Data for processing
○ ○ ○

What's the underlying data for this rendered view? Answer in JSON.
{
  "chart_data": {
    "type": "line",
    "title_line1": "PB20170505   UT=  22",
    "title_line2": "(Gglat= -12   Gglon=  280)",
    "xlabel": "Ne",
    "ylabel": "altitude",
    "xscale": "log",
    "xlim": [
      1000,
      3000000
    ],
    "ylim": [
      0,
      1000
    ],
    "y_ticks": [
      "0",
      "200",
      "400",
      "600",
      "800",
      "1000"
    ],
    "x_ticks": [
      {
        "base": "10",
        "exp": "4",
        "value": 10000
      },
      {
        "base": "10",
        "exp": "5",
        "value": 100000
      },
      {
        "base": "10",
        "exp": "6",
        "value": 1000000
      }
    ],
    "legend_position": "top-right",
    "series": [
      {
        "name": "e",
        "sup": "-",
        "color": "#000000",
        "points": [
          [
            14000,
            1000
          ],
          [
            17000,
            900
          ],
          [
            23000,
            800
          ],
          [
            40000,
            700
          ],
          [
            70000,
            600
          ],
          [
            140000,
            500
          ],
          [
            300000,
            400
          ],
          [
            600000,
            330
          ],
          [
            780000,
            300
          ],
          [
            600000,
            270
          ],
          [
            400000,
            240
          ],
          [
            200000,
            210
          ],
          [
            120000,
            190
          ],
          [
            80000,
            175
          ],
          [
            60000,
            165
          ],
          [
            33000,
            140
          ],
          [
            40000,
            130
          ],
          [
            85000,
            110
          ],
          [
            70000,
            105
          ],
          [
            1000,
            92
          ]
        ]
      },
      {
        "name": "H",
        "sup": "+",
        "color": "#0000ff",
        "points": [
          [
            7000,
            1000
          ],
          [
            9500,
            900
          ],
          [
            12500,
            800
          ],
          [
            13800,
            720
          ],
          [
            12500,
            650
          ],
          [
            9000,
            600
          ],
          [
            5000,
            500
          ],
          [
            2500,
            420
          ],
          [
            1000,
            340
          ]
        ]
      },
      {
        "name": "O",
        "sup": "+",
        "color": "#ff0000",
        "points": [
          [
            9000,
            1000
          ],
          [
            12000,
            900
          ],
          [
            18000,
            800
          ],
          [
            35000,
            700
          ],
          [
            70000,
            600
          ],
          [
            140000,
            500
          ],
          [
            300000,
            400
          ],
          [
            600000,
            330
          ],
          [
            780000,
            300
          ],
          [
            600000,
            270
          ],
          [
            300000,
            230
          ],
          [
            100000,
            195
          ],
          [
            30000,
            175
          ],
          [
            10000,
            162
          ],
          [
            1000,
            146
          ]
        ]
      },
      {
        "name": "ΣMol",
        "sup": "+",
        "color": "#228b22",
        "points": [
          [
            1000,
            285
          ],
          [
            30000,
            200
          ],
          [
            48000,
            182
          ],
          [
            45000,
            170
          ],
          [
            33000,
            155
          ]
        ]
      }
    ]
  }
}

○ ○ ○

Required work
Extract all of the data shown above and repeat it verbatim.

Solution for this problem
What's the underlying data for this rendered view? Answer in JSON.
{
  "chart_data": {
    "type": "line",
    "title_line1": "PB20170505   UT=  22",
    "title_line2": "(Gglat= -12   Gglon=  280)",
    "xlabel": "Ne",
    "ylabel": "altitude",
    "xscale": "log",
    "xlim": [
      1000,
      3000000
    ],
    "ylim": [
      0,
      1000
    ],
    "y_ticks": [
      "0",
      "200",
      "400",
      "600",
      "800",
      "1000"
    ],
    "x_ticks": [
      {
        "base": "10",
        "exp": "4",
        "value": 10000
      },
      {
        "base": "10",
        "exp": "5",
        "value": 100000
      },
      {
        "base": "10",
        "exp": "6",
        "value": 1000000
      }
    ],
    "legend_position": "top-right",
    "series": [
      {
        "name": "e",
        "sup": "-",
        "color": "#000000",
        "points": [
          [
            14000,
            1000
          ],
          [
            17000,
            900
          ],
          [
            23000,
            800
          ],
          [
            40000,
            700
          ],
          [
            70000,
            600
          ],
          [
            140000,
            500
          ],
          [
            300000,
            400
          ],
          [
            600000,
            330
          ],
          [
            780000,
            300
          ],
          [
            600000,
            270
          ],
          [
            400000,
            240
          ],
          [
            200000,
            210
          ],
          [
            120000,
            190
          ],
          [
            80000,
            175
          ],
          [
            60000,
            165
          ],
          [
            33000,
            140
          ],
          [
            40000,
            130
          ],
          [
            85000,
            110
          ],
          [
            70000,
            105
          ],
          [
            1000,
            92
          ]
        ]
      },
      {
        "name": "H",
        "sup": "+",
        "color": "#0000ff",
        "points": [
          [
            7000,
            1000
          ],
          [
            9500,
            900
          ],
          [
            12500,
            800
          ],
          [
            13800,
            720
          ],
          [
            12500,
            650
          ],
          [
            9000,
            600
          ],
          [
            5000,
            500
          ],
          [
            2500,
            420
          ],
          [
            1000,
            340
          ]
        ]
      },
      {
        "name": "O",
        "sup": "+",
        "color": "#ff0000",
        "points": [
          [
            9000,
            1000
          ],
          [
            12000,
            900
          ],
          [
            18000,
            800
          ],
          [
            35000,
            700
          ],
          [
            70000,
            600
          ],
          [
            140000,
            500
          ],
          [
            300000,
            400
          ],
          [
            600000,
            330
          ],
          [
            780000,
            300
          ],
          [
            600000,
            270
          ],
          [
            300000,
            230
          ],
          [
            100000,
            195
          ],
          [
            30000,
            175
          ],
          [
            10000,
            162
          ],
          [
            1000,
            146
          ]
        ]
      },
      {
        "name": "ΣMol",
        "sup": "+",
        "color": "#228b22",
        "points": [
          [
            1000,
            285
          ],
          [
            30000,
            200
          ],
          [
            48000,
            182
          ],
          [
            45000,
            170
          ],
          [
            33000,
            155
          ]
        ]
      }
    ]
  }
}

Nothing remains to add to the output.